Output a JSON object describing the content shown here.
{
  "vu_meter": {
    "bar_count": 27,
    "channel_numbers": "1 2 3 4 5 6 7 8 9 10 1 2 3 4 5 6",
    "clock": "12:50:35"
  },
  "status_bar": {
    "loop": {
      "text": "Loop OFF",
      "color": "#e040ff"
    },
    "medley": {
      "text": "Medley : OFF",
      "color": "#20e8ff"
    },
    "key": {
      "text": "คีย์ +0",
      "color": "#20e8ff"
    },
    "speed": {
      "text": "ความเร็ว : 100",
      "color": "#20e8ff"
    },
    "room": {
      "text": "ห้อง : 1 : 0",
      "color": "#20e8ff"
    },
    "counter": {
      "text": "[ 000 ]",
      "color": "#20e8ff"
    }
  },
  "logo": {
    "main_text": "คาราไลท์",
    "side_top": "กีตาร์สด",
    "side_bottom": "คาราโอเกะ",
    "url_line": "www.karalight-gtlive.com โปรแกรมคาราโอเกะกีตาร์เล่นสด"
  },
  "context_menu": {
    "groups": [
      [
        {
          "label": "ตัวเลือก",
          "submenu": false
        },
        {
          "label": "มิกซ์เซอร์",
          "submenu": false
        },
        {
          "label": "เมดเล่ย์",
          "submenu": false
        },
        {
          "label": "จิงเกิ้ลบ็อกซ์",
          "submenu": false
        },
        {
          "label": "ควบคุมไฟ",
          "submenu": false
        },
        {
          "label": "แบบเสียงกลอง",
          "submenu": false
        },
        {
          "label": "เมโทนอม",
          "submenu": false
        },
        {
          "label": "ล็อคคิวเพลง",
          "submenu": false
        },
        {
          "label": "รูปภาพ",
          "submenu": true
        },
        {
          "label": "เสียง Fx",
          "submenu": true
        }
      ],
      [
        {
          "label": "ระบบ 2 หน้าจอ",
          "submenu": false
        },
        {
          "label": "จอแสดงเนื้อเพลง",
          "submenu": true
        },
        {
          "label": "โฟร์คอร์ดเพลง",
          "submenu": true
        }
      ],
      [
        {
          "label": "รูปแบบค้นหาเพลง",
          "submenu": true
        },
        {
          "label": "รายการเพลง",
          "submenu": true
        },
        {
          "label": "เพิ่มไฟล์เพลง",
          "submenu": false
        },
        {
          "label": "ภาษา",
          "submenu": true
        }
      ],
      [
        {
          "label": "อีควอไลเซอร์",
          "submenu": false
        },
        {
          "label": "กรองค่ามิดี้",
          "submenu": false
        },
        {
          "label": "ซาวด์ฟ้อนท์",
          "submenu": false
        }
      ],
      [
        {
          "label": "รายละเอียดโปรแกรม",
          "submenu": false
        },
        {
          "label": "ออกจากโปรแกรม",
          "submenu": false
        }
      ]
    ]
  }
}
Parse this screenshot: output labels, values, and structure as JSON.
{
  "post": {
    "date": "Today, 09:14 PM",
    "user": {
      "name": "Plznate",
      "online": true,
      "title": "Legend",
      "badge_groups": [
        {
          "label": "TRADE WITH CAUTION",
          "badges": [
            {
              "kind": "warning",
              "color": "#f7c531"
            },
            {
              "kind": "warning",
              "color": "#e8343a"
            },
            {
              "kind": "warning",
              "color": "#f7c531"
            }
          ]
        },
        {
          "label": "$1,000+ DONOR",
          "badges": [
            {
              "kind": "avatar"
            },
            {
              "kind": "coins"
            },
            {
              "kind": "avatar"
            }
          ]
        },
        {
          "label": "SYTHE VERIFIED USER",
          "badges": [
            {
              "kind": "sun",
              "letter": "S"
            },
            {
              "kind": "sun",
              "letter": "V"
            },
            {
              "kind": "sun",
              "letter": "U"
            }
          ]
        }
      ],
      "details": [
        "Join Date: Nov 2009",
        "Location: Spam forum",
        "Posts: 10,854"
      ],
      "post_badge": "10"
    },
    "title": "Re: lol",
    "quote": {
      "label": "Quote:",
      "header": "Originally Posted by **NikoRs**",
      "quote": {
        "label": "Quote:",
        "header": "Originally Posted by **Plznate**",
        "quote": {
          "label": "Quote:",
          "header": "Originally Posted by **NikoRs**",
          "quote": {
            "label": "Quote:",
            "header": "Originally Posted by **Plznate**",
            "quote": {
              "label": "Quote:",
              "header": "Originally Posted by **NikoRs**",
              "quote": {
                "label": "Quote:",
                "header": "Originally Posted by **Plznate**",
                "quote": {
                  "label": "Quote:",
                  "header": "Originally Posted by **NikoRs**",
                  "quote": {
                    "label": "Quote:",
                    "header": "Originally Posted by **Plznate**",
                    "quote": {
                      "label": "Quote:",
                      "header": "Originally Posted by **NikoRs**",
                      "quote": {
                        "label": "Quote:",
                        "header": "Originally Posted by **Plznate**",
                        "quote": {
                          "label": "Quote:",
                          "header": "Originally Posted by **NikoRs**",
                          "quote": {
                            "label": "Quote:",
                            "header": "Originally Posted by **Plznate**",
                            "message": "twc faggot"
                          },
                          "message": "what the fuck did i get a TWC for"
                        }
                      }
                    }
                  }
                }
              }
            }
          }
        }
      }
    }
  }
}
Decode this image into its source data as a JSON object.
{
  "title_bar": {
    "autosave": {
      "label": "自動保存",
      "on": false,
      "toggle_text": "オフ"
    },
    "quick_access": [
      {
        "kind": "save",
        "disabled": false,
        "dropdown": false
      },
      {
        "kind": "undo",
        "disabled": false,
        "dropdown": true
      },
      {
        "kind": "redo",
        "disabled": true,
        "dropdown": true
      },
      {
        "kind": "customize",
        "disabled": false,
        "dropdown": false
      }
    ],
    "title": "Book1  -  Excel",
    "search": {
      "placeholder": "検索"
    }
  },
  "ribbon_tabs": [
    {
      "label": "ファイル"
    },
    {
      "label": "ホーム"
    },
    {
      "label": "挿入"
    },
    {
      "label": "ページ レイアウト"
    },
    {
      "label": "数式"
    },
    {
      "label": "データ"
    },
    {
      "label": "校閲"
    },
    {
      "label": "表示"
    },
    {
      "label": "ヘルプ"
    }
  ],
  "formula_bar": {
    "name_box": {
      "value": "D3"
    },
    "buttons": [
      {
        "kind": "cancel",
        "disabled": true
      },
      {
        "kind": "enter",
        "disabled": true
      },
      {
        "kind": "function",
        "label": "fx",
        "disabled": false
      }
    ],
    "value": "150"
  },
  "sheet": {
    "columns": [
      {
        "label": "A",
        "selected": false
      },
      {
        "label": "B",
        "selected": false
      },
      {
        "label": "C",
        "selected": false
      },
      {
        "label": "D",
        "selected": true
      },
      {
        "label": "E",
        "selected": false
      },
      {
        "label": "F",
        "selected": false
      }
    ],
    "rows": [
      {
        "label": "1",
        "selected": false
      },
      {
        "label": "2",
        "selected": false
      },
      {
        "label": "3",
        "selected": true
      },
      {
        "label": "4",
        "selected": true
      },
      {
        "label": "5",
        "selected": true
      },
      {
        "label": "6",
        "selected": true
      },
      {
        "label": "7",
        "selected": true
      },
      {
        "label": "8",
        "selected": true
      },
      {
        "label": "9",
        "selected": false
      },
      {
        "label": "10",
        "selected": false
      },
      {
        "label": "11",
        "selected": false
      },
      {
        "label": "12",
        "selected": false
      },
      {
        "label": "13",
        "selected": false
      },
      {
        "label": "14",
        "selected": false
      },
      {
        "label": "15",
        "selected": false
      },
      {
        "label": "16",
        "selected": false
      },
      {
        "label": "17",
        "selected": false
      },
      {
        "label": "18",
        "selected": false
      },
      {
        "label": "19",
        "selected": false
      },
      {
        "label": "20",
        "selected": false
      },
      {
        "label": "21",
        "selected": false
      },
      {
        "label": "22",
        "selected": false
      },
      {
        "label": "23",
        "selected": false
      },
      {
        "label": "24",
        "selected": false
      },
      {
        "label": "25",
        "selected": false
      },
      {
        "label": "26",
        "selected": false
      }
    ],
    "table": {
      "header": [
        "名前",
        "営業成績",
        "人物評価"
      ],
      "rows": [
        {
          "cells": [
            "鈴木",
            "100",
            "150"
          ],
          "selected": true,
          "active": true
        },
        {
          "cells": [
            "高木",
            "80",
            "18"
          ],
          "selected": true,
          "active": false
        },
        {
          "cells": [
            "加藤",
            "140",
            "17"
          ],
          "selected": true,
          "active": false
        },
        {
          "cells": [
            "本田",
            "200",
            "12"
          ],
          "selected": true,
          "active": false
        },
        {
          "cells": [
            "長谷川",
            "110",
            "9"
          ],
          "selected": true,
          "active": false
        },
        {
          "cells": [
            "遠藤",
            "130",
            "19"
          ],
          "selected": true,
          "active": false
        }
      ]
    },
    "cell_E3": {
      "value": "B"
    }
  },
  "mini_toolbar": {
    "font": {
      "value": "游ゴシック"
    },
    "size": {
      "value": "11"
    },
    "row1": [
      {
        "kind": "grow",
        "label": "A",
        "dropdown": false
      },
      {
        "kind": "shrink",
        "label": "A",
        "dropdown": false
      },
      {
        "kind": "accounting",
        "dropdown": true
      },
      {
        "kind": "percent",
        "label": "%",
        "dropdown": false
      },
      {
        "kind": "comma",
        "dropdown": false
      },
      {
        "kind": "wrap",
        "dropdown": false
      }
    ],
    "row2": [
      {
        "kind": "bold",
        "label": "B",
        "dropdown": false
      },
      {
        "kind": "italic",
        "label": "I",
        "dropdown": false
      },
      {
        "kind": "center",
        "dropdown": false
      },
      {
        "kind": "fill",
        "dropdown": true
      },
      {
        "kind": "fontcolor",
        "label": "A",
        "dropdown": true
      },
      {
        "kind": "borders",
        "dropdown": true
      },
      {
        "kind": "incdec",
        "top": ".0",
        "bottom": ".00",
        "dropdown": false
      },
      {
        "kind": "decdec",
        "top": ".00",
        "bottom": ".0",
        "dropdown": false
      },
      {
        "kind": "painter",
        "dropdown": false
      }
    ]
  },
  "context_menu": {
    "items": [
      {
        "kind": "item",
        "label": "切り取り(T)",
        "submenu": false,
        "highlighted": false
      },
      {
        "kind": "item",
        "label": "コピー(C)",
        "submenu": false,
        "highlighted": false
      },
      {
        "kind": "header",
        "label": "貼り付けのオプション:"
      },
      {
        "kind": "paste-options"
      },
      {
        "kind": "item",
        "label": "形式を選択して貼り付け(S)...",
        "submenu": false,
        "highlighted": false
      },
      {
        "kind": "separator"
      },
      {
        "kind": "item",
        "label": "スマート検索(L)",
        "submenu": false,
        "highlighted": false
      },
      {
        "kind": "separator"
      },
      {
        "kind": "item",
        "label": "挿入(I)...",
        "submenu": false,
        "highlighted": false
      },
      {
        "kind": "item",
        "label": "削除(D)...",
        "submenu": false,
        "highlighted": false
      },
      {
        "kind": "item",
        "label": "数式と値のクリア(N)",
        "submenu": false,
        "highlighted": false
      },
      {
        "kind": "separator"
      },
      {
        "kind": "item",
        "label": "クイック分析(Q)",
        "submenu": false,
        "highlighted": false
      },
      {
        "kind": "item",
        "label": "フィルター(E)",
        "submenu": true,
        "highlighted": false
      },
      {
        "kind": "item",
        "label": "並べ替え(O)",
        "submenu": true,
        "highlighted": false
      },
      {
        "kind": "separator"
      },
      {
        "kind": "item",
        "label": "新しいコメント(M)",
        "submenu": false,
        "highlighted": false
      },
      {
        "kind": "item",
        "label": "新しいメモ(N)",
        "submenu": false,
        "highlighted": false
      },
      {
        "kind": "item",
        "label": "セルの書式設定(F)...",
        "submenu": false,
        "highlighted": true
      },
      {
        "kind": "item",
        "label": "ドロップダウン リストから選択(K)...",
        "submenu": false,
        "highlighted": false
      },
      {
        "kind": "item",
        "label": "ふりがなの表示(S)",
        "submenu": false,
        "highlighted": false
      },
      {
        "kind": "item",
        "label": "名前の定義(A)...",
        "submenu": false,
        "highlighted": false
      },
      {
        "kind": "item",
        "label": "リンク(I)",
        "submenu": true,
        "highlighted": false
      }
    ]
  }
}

• [Task description]: Copy each line of the entries that includes the word "JSON".

• [The answer]:
Output a JSON object describing the content shown here.
Parse this screenshot: output labels, values, and structure as JSON.
Decode this image into its source data as a JSON object.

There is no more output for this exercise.